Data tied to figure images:
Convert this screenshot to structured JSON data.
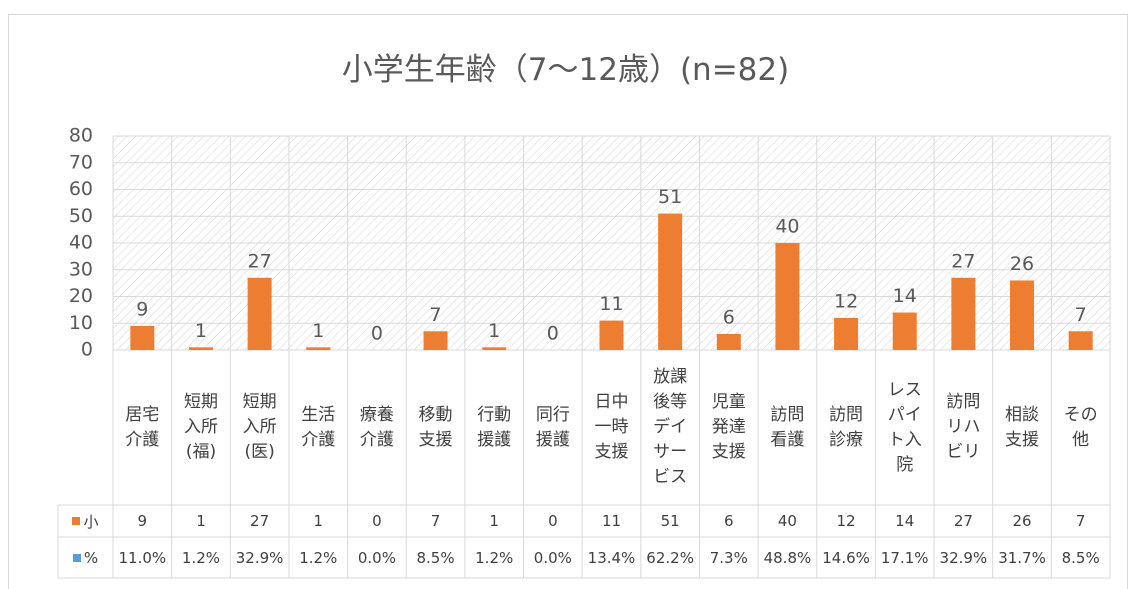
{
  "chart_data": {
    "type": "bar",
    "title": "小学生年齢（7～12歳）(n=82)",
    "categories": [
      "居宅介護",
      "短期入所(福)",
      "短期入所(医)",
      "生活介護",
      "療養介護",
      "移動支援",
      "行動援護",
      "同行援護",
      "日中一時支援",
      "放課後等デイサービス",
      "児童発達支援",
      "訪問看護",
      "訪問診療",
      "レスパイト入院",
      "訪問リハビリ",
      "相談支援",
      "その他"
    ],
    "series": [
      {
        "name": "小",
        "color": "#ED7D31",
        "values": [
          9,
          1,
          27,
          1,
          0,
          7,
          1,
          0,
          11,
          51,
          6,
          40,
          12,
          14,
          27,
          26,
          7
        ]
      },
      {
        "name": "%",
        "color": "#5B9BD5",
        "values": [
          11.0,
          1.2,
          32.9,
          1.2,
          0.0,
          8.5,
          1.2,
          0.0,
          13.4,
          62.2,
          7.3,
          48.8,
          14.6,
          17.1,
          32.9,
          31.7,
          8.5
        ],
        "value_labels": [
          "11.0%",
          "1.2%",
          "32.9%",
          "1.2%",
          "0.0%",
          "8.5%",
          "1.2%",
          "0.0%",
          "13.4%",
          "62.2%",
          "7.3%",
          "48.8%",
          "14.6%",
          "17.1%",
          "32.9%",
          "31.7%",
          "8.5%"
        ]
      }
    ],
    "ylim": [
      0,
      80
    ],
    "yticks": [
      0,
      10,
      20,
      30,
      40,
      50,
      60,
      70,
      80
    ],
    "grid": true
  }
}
--
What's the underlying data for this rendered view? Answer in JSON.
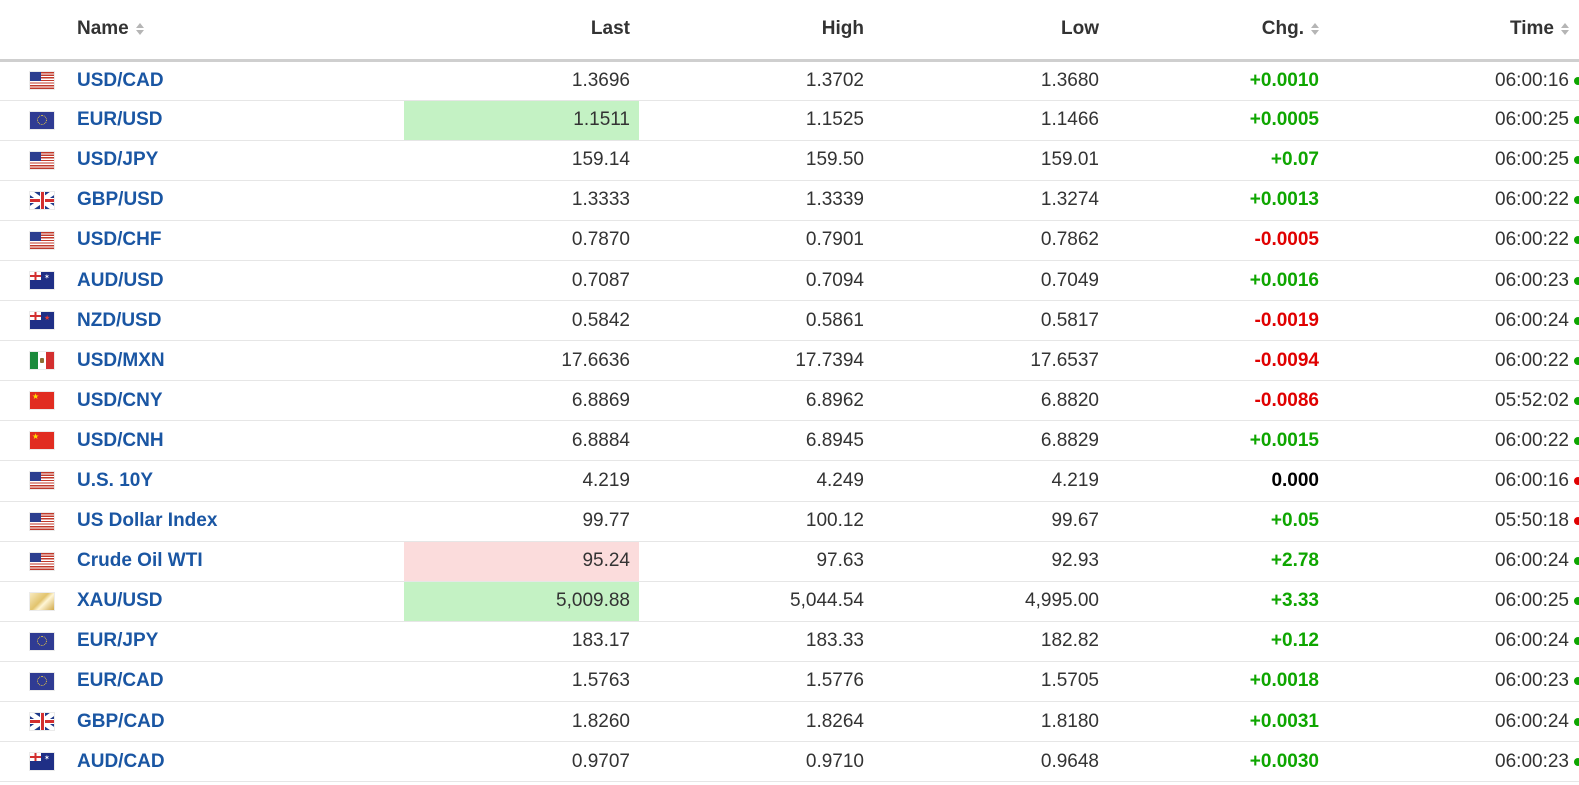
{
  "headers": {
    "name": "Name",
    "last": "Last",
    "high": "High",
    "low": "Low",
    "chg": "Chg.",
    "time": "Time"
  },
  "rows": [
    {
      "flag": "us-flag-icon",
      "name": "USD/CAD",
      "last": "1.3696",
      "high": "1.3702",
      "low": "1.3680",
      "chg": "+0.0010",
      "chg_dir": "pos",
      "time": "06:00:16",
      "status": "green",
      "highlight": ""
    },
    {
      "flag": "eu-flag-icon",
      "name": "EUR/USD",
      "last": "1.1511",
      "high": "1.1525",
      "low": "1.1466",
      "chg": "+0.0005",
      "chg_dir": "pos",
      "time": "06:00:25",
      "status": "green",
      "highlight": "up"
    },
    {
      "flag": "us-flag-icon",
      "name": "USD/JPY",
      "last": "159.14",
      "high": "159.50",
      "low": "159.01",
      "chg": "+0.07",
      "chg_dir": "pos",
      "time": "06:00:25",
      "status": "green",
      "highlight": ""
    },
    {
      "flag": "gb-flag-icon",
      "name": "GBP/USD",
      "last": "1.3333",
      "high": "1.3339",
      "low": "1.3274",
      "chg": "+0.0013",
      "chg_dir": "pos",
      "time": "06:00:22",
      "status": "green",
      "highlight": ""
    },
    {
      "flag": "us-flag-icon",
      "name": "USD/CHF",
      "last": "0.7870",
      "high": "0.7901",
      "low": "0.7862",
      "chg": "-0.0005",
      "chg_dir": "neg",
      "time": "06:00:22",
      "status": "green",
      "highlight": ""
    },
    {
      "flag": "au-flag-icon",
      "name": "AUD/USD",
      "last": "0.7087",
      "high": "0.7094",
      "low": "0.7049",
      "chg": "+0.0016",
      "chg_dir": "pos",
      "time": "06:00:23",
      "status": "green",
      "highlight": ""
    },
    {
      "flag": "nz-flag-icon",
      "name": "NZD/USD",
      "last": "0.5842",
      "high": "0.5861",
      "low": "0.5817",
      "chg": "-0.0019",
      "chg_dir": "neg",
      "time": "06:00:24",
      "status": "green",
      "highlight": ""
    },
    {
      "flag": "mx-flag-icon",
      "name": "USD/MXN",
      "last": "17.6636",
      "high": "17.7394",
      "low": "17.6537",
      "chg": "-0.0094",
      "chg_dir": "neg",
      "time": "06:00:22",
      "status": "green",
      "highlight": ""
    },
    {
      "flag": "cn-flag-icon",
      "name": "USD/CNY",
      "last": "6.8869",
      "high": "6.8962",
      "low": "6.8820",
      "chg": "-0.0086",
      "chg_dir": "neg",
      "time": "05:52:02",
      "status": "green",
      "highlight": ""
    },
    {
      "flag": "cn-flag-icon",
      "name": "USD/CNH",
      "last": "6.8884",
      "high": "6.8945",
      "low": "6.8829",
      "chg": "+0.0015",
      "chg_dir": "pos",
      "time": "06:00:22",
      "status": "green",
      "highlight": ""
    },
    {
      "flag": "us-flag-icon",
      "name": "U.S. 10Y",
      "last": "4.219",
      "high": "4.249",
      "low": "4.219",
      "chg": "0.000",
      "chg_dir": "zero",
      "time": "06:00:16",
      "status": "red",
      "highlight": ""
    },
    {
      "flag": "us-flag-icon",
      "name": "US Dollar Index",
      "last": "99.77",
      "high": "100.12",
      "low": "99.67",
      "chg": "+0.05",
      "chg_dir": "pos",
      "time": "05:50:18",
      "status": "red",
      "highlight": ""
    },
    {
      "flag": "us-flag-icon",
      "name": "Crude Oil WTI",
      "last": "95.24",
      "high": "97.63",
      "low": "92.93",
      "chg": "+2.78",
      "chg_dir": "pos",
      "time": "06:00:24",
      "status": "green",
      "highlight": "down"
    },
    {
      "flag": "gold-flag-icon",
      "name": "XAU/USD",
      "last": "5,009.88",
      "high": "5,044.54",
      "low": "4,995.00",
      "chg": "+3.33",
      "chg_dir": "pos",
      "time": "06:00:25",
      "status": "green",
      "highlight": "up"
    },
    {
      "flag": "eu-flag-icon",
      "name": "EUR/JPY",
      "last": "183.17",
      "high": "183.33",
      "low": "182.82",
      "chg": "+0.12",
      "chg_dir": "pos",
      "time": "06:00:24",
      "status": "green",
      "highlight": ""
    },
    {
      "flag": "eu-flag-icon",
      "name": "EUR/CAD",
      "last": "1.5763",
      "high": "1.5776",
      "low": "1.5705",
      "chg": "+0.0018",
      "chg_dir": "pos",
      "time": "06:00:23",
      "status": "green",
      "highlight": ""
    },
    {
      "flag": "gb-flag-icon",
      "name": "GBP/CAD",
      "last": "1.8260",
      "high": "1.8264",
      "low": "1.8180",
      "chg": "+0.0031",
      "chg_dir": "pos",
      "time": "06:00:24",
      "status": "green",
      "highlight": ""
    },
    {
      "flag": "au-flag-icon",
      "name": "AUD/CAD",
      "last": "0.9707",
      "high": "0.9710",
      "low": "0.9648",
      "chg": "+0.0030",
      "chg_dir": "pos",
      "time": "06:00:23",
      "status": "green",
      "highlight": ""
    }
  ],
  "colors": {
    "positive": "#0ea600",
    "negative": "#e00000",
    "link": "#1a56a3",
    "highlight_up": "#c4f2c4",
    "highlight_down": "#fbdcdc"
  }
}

Task to complete = Which lines hold the word "this"? Copy each of them from the records.

Answer to the exercise =
Convert this screenshot to structured JSON data.
What's the underlying data for this rendered view? Answer in JSON.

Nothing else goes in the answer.